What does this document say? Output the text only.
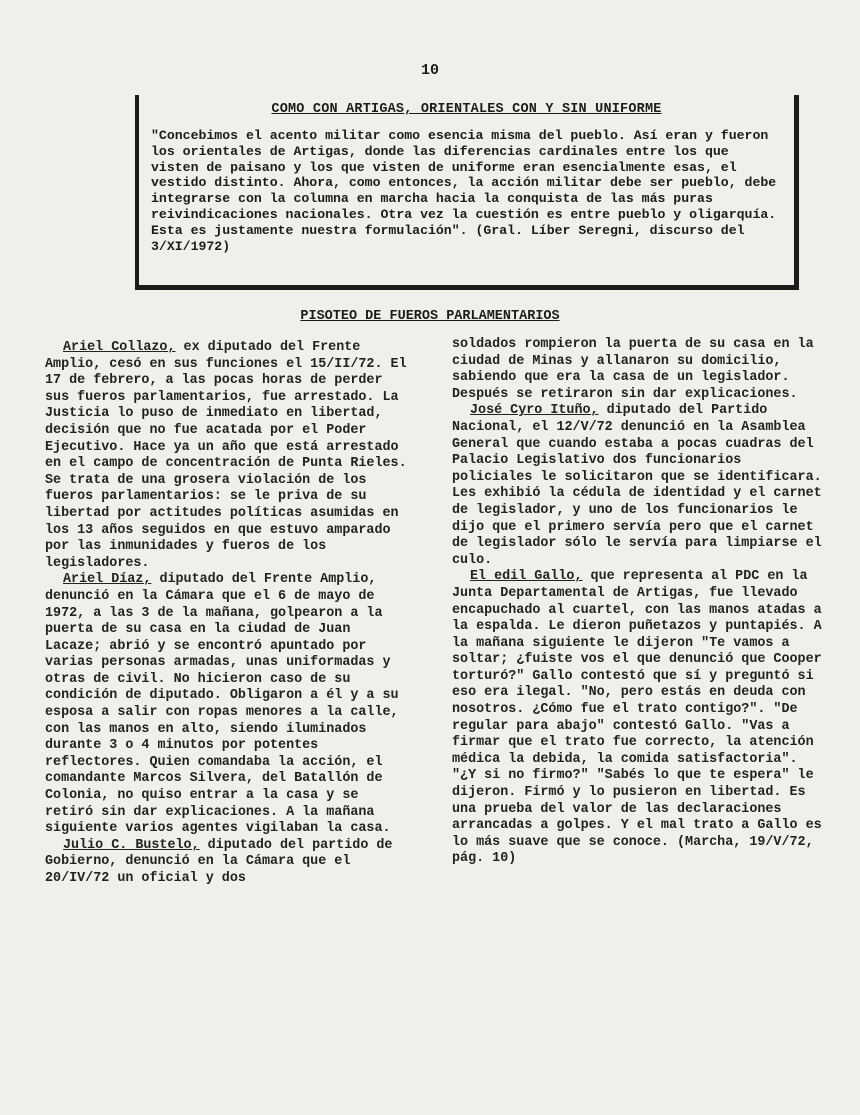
10
COMO CON ARTIGAS, ORIENTALES CON Y SIN UNIFORME
"Concebimos el acento militar como esencia misma del pueblo. Así eran y fueron los orientales de Artigas, donde las diferencias cardinales entre los que visten de paisano y los que visten de uniforme eran esencialmente esas, el vestido distinto. Ahora, como entonces, la acción militar debe ser pueblo, debe integrarse con la columna en marcha hacia la conquista de las más puras reivindicaciones nacionales. Otra vez la cuestión es entre pueblo y oligarquía. Esta es justamente nuestra formulación". (Gral. Líber Seregni, discurso del 3/XI/1972)
PISOTEO DE FUEROS PARLAMENTARIOS

Ariel Collazo, ex diputado del Frente Amplio, cesó en sus funciones el 15/II/72. El 17 de febrero, a las pocas horas de perder sus fueros parlamentarios, fue arrestado. La Justicia lo puso de inmediato en libertad, decisión que no fue acatada por el Poder Ejecutivo. Hace ya un año que está arrestado en el campo de concentración de Punta Rieles. Se trata de una grosera violación de los fueros parlamentarios: se le priva de su libertad por actitudes políticas asumidas en los 13 años seguidos en que estuvo amparado por las inmunidades y fueros de los legisladores.

Ariel Díaz, diputado del Frente Amplio, denunció en la Cámara que el 6 de mayo de 1972, a las 3 de la mañana, golpearon a la puerta de su casa en la ciudad de Juan Lacaze; abrió y se encontró apuntado por varias personas armadas, unas uniformadas y otras de civil. No hicieron caso de su condición de diputado. Obligaron a él y a su esposa a salir con ropas menores a la calle, con las manos en alto, siendo iluminados durante 3 o 4 minutos por potentes reflectores. Quien comandaba la acción, el comandante Marcos Silvera, del Batallón de Colonia, no quiso entrar a la casa y se retiró sin dar explicaciones. A la mañana siguiente varios agentes vigilaban la casa.

Julio C. Bustelo, diputado del partido de Gobierno, denunció en la Cámara que el 20/IV/72 un oficial y dos

soldados rompieron la puerta de su casa en la ciudad de Minas y allanaron su domicilio, sabiendo que era la casa de un legislador. Después se retiraron sin dar explicaciones.

José Cyro Ituño, diputado del Partido Nacional, el 12/V/72 denunció en la Asamblea General que cuando estaba a pocas cuadras del Palacio Legislativo dos funcionarios policiales le solicitaron que se identificara. Les exhibió la cédula de identidad y el carnet de legislador, y uno de los funcionarios le dijo que el primero servía pero que el carnet de legislador sólo le servía para limpiarse el culo.

El edil Gallo, que representa al PDC en la Junta Departamental de Artigas, fue llevado encapuchado al cuartel, con las manos atadas a la espalda. Le dieron puñetazos y puntapiés. A la mañana siguiente le dijeron "Te vamos a soltar; ¿fuiste vos el que denunció que Cooper torturó?" Gallo contestó que sí y preguntó si eso era ilegal. "No, pero estás en deuda con nosotros. ¿Cómo fue el trato contigo?". "De regular para abajo" contestó Gallo. "Vas a firmar que el trato fue correcto, la atención médica la debida, la comida satisfactoria". "¿Y si no firmo?" "Sabés lo que te espera" le dijeron. Firmó y lo pusieron en libertad. Es una prueba del valor de las declaraciones arrancadas a golpes. Y el mal trato a Gallo es lo más suave que se conoce. (Marcha, 19/V/72, pág. 10)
────────────────────────────────────────
GIVEN EXERCISE:
Output the records above exactly as they are, leaving out the pictures.

OUTPUT OF THE TASK:
What does this document say? Output the text only.
10
COMO CON ARTIGAS, ORIENTALES CON Y SIN UNIFORME
"Concebimos el acento militar como esencia misma del pueblo. Así eran y fueron los orientales de Artigas, donde las diferencias cardinales entre los que visten de paisano y los que visten de uniforme eran esencialmente esas, el vestido distinto. Ahora, como entonces, la acción militar debe ser pueblo, debe integrarse con la columna en marcha hacia la conquista de las más puras reivindicaciones nacionales. Otra vez la cuestión es entre pueblo y oligarquía. Esta es justamente nuestra formulación". (Gral. Líber Seregni, discurso del 3/XI/1972)
PISOTEO DE FUEROS PARLAMENTARIOS

Ariel Collazo, ex diputado del Frente Amplio, cesó en sus funciones el 15/II/72. El 17 de febrero, a las pocas horas de perder sus fueros parlamentarios, fue arrestado. La Justicia lo puso de inmediato en libertad, decisión que no fue acatada por el Poder Ejecutivo. Hace ya un año que está arrestado en el campo de concentración de Punta Rieles. Se trata de una grosera violación de los fueros parlamentarios: se le priva de su libertad por actitudes políticas asumidas en los 13 años seguidos en que estuvo amparado por las inmunidades y fueros de los legisladores.

Ariel Díaz, diputado del Frente Amplio, denunció en la Cámara que el 6 de mayo de 1972, a las 3 de la mañana, golpearon a la puerta de su casa en la ciudad de Juan Lacaze; abrió y se encontró apuntado por varias personas armadas, unas uniformadas y otras de civil. No hicieron caso de su condición de diputado. Obligaron a él y a su esposa a salir con ropas menores a la calle, con las manos en alto, siendo iluminados durante 3 o 4 minutos por potentes reflectores. Quien comandaba la acción, el comandante Marcos Silvera, del Batallón de Colonia, no quiso entrar a la casa y se retiró sin dar explicaciones. A la mañana siguiente varios agentes vigilaban la casa.

Julio C. Bustelo, diputado del partido de Gobierno, denunció en la Cámara que el 20/IV/72 un oficial y dos

soldados rompieron la puerta de su casa en la ciudad de Minas y allanaron su domicilio, sabiendo que era la casa de un legislador. Después se retiraron sin dar explicaciones.

José Cyro Ituño, diputado del Partido Nacional, el 12/V/72 denunció en la Asamblea General que cuando estaba a pocas cuadras del Palacio Legislativo dos funcionarios policiales le solicitaron que se identificara. Les exhibió la cédula de identidad y el carnet de legislador, y uno de los funcionarios le dijo que el primero servía pero que el carnet de legislador sólo le servía para limpiarse el culo.

El edil Gallo, que representa al PDC en la Junta Departamental de Artigas, fue llevado encapuchado al cuartel, con las manos atadas a la espalda. Le dieron puñetazos y puntapiés. A la mañana siguiente le dijeron "Te vamos a soltar; ¿fuiste vos el que denunció que Cooper torturó?" Gallo contestó que sí y preguntó si eso era ilegal. "No, pero estás en deuda con nosotros. ¿Cómo fue el trato contigo?". "De regular para abajo" contestó Gallo. "Vas a firmar que el trato fue correcto, la atención médica la debida, la comida satisfactoria". "¿Y si no firmo?" "Sabés lo que te espera" le dijeron. Firmó y lo pusieron en libertad. Es una prueba del valor de las declaraciones arrancadas a golpes. Y el mal trato a Gallo es lo más suave que se conoce. (Marcha, 19/V/72, pág. 10)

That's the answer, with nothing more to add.